- _Exercise goal_
For this exercise, repeat all of the material verbatim apart from its images.

- _Data extract_
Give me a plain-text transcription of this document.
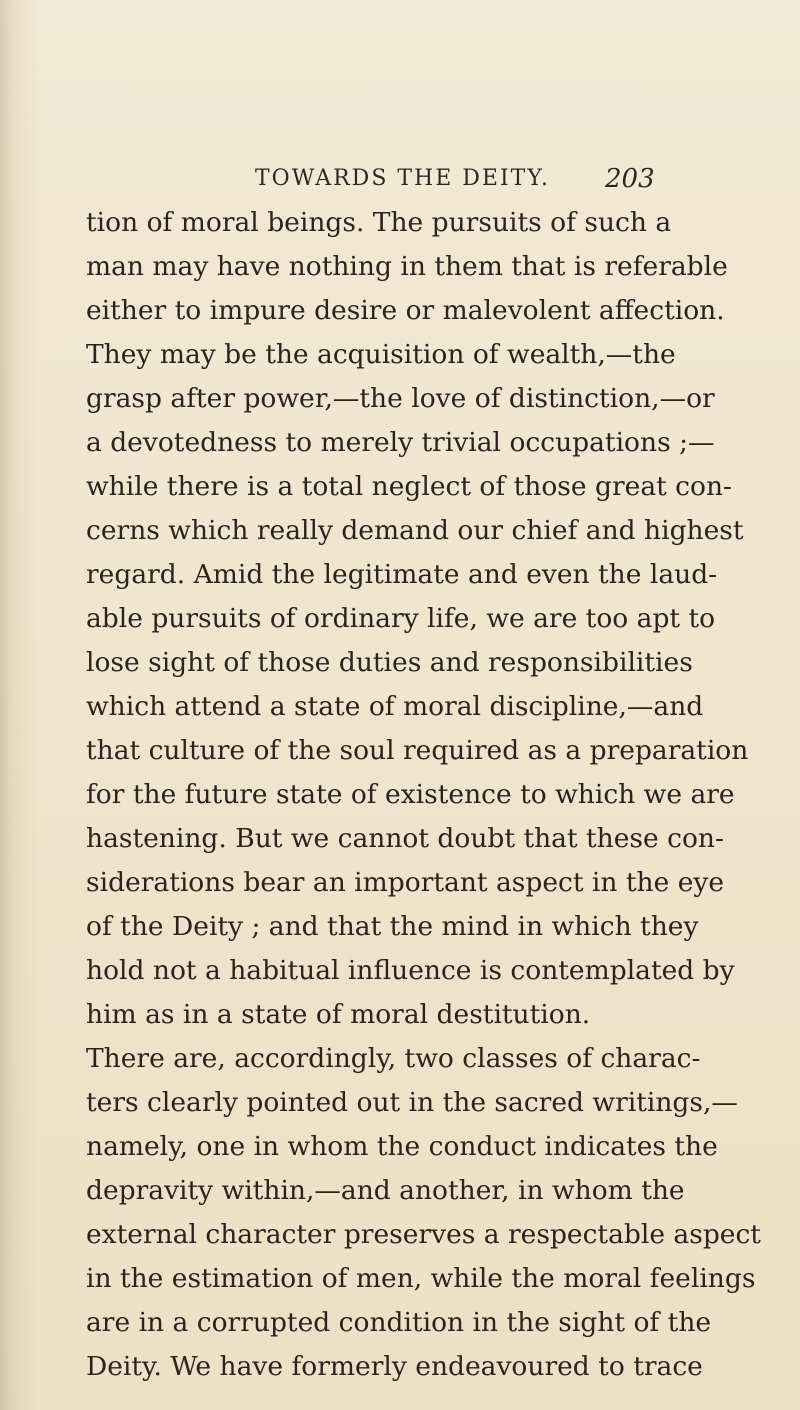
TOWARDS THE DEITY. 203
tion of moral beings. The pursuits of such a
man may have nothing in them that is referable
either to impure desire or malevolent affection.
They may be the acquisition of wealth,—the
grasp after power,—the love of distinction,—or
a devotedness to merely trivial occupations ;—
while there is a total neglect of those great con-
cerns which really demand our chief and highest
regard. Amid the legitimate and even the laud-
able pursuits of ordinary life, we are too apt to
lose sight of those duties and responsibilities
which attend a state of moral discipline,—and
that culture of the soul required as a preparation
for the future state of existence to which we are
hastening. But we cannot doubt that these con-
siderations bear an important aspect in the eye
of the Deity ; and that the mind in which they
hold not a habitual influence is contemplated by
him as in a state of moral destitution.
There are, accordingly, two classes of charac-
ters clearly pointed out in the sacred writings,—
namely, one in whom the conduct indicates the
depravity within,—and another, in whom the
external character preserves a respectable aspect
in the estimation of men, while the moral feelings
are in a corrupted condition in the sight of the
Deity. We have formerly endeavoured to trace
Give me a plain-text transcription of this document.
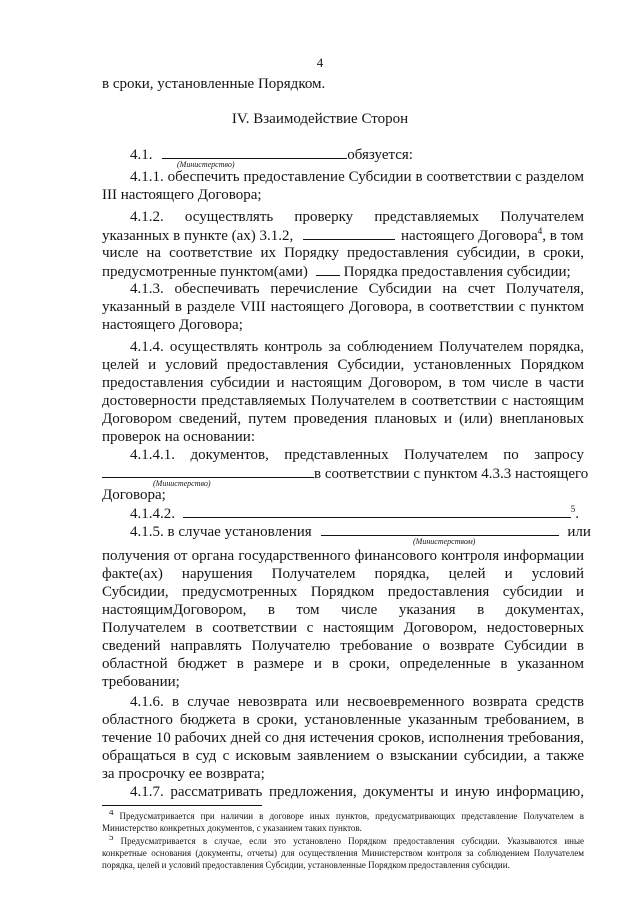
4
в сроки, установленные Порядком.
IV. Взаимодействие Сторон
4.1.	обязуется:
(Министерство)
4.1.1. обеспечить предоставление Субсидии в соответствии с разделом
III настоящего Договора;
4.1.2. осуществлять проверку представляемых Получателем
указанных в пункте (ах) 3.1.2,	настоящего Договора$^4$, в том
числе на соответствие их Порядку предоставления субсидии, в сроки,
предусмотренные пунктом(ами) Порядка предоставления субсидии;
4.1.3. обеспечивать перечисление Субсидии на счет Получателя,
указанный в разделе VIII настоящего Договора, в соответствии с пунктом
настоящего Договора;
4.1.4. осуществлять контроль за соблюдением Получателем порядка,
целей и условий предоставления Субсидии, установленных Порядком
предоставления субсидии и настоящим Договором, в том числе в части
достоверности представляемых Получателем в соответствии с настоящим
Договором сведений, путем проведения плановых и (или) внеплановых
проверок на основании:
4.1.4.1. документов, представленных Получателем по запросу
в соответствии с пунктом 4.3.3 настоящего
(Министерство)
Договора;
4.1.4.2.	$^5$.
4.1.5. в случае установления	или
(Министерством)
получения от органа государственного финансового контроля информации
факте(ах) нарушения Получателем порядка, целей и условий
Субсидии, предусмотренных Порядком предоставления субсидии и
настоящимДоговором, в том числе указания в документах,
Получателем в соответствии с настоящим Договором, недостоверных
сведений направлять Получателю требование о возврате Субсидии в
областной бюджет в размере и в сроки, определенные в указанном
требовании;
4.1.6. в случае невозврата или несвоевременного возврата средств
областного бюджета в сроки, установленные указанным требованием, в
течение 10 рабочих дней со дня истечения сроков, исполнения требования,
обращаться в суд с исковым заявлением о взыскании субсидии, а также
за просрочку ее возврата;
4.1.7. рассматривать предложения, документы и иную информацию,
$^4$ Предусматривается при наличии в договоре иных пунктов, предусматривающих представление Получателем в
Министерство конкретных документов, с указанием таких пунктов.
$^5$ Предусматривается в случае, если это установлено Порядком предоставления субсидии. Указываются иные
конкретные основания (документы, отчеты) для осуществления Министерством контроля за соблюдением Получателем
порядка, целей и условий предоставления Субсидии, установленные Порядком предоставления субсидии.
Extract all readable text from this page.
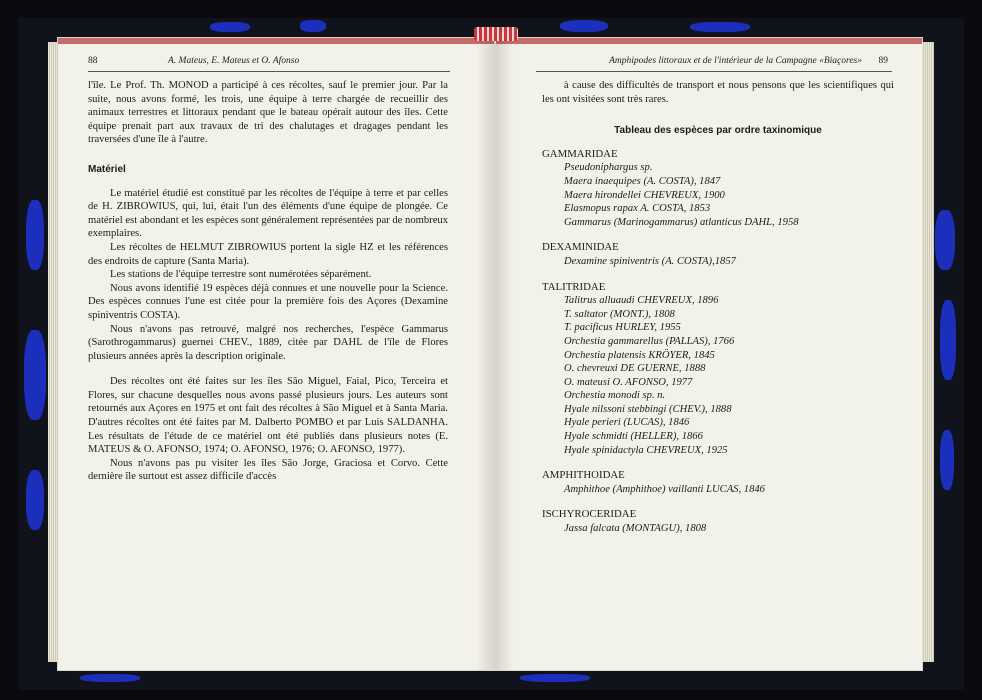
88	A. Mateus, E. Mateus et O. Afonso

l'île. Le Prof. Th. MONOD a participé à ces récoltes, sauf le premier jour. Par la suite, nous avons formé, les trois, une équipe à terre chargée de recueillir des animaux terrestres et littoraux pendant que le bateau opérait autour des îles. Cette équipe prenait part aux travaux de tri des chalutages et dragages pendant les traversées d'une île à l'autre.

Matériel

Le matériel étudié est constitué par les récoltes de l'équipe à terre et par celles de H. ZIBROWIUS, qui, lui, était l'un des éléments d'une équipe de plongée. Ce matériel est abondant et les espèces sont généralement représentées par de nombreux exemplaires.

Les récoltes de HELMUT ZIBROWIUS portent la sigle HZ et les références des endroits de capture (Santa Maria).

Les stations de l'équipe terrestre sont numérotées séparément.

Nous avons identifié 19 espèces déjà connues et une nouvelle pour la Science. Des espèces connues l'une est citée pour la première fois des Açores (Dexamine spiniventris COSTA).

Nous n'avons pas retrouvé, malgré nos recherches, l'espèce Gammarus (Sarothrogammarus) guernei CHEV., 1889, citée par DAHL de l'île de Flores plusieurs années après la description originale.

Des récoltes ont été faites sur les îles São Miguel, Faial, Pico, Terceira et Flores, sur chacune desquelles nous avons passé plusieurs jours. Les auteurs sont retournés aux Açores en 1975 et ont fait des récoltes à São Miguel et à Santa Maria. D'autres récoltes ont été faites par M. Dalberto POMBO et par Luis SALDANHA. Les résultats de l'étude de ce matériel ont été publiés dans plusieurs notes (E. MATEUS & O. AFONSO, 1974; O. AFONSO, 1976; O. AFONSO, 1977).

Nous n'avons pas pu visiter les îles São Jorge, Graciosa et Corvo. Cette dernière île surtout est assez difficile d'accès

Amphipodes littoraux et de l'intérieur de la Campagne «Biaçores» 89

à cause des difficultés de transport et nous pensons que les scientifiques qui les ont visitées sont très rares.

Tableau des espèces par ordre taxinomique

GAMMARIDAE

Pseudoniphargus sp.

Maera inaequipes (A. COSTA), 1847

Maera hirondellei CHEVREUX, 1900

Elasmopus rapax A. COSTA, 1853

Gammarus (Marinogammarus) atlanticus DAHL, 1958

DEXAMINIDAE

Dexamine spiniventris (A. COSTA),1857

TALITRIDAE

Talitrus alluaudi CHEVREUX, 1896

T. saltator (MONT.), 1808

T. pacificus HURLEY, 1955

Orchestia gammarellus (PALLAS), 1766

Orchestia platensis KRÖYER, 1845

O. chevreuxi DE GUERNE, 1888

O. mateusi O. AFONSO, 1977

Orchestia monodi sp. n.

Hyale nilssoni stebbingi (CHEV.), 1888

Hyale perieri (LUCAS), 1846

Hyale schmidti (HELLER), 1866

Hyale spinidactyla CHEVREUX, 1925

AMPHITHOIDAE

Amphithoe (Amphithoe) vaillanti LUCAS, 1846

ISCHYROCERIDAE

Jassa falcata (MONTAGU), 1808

- _Completed task_
Give me a plain-text transcription of this document.
TOWARDS THE DEITY. 203
tion of moral beings. The pursuits of such a
man may have nothing in them that is referable
either to impure desire or malevolent affection.
They may be the acquisition of wealth,—the
grasp after power,—the love of distinction,—or
a devotedness to merely trivial occupations ;—
while there is a total neglect of those great con-
cerns which really demand our chief and highest
regard. Amid the legitimate and even the laud-
able pursuits of ordinary life, we are too apt to
lose sight of those duties and responsibilities
which attend a state of moral discipline,—and
that culture of the soul required as a preparation
for the future state of existence to which we are
hastening. But we cannot doubt that these con-
siderations bear an important aspect in the eye
of the Deity ; and that the mind in which they
hold not a habitual influence is contemplated by
him as in a state of moral destitution.
There are, accordingly, two classes of charac-
ters clearly pointed out in the sacred writings,—
namely, one in whom the conduct indicates the
depravity within,—and another, in whom the
external character preserves a respectable aspect
in the estimation of men, while the moral feelings
are in a corrupted condition in the sight of the
Deity. We have formerly endeavoured to trace
Give me a plain-text transcription of this document.
4
в сроки, установленные Порядком.
IV. Взаимодействие Сторон
4.1.	обязуется:
(Министерство)
4.1.1. обеспечить предоставление Субсидии в соответствии с разделом
III настоящего Договора;
4.1.2. осуществлять проверку представляемых Получателем
указанных в пункте (ах) 3.1.2,	настоящего Договора$^4$, в том
числе на соответствие их Порядку предоставления субсидии, в сроки,
предусмотренные пунктом(ами) Порядка предоставления субсидии;
4.1.3. обеспечивать перечисление Субсидии на счет Получателя,
указанный в разделе VIII настоящего Договора, в соответствии с пунктом
настоящего Договора;
4.1.4. осуществлять контроль за соблюдением Получателем порядка,
целей и условий предоставления Субсидии, установленных Порядком
предоставления субсидии и настоящим Договором, в том числе в части
достоверности представляемых Получателем в соответствии с настоящим
Договором сведений, путем проведения плановых и (или) внеплановых
проверок на основании:
4.1.4.1. документов, представленных Получателем по запросу
в соответствии с пунктом 4.3.3 настоящего
(Министерство)
Договора;
4.1.4.2.	$^5$.
4.1.5. в случае установления	или
(Министерством)
получения от органа государственного финансового контроля информации
факте(ах) нарушения Получателем порядка, целей и условий
Субсидии, предусмотренных Порядком предоставления субсидии и
настоящимДоговором, в том числе указания в документах,
Получателем в соответствии с настоящим Договором, недостоверных
сведений направлять Получателю требование о возврате Субсидии в
областной бюджет в размере и в сроки, определенные в указанном
требовании;
4.1.6. в случае невозврата или несвоевременного возврата средств
областного бюджета в сроки, установленные указанным требованием, в
течение 10 рабочих дней со дня истечения сроков, исполнения требования,
обращаться в суд с исковым заявлением о взыскании субсидии, а также
за просрочку ее возврата;
4.1.7. рассматривать предложения, документы и иную информацию,
$^4$ Предусматривается при наличии в договоре иных пунктов, предусматривающих представление Получателем в
Министерство конкретных документов, с указанием таких пунктов.
$^5$ Предусматривается в случае, если это установлено Порядком предоставления субсидии. Указываются иные
конкретные основания (документы, отчеты) для осуществления Министерством контроля за соблюдением Получателем
порядка, целей и условий предоставления Субсидии, установленные Порядком предоставления субсидии.
Extract all readable text from this page.
88	A. Mateus, E. Mateus et O. Afonso

l'île. Le Prof. Th. MONOD a participé à ces récoltes, sauf le premier jour. Par la suite, nous avons formé, les trois, une équipe à terre chargée de recueillir des animaux terrestres et littoraux pendant que le bateau opérait autour des îles. Cette équipe prenait part aux travaux de tri des chalutages et dragages pendant les traversées d'une île à l'autre.

Matériel

Le matériel étudié est constitué par les récoltes de l'équipe à terre et par celles de H. ZIBROWIUS, qui, lui, était l'un des éléments d'une équipe de plongée. Ce matériel est abondant et les espèces sont généralement représentées par de nombreux exemplaires.

Les récoltes de HELMUT ZIBROWIUS portent la sigle HZ et les références des endroits de capture (Santa Maria).

Les stations de l'équipe terrestre sont numérotées séparément.

Nous avons identifié 19 espèces déjà connues et une nouvelle pour la Science. Des espèces connues l'une est citée pour la première fois des Açores (Dexamine spiniventris COSTA).

Nous n'avons pas retrouvé, malgré nos recherches, l'espèce Gammarus (Sarothrogammarus) guernei CHEV., 1889, citée par DAHL de l'île de Flores plusieurs années après la description originale.

Des récoltes ont été faites sur les îles São Miguel, Faial, Pico, Terceira et Flores, sur chacune desquelles nous avons passé plusieurs jours. Les auteurs sont retournés aux Açores en 1975 et ont fait des récoltes à São Miguel et à Santa Maria. D'autres récoltes ont été faites par M. Dalberto POMBO et par Luis SALDANHA. Les résultats de l'étude de ce matériel ont été publiés dans plusieurs notes (E. MATEUS & O. AFONSO, 1974; O. AFONSO, 1976; O. AFONSO, 1977).

Nous n'avons pas pu visiter les îles São Jorge, Graciosa et Corvo. Cette dernière île surtout est assez difficile d'accès

Amphipodes littoraux et de l'intérieur de la Campagne «Biaçores» 89

à cause des difficultés de transport et nous pensons que les scientifiques qui les ont visitées sont très rares.

Tableau des espèces par ordre taxinomique

GAMMARIDAE

Pseudoniphargus sp.

Maera inaequipes (A. COSTA), 1847

Maera hirondellei CHEVREUX, 1900

Elasmopus rapax A. COSTA, 1853

Gammarus (Marinogammarus) atlanticus DAHL, 1958

DEXAMINIDAE

Dexamine spiniventris (A. COSTA),1857

TALITRIDAE

Talitrus alluaudi CHEVREUX, 1896

T. saltator (MONT.), 1808

T. pacificus HURLEY, 1955

Orchestia gammarellus (PALLAS), 1766

Orchestia platensis KRÖYER, 1845

O. chevreuxi DE GUERNE, 1888

O. mateusi O. AFONSO, 1977

Orchestia monodi sp. n.

Hyale nilssoni stebbingi (CHEV.), 1888

Hyale perieri (LUCAS), 1846

Hyale schmidti (HELLER), 1866

Hyale spinidactyla CHEVREUX, 1925

AMPHITHOIDAE

Amphithoe (Amphithoe) vaillanti LUCAS, 1846

ISCHYROCERIDAE

Jassa falcata (MONTAGU), 1808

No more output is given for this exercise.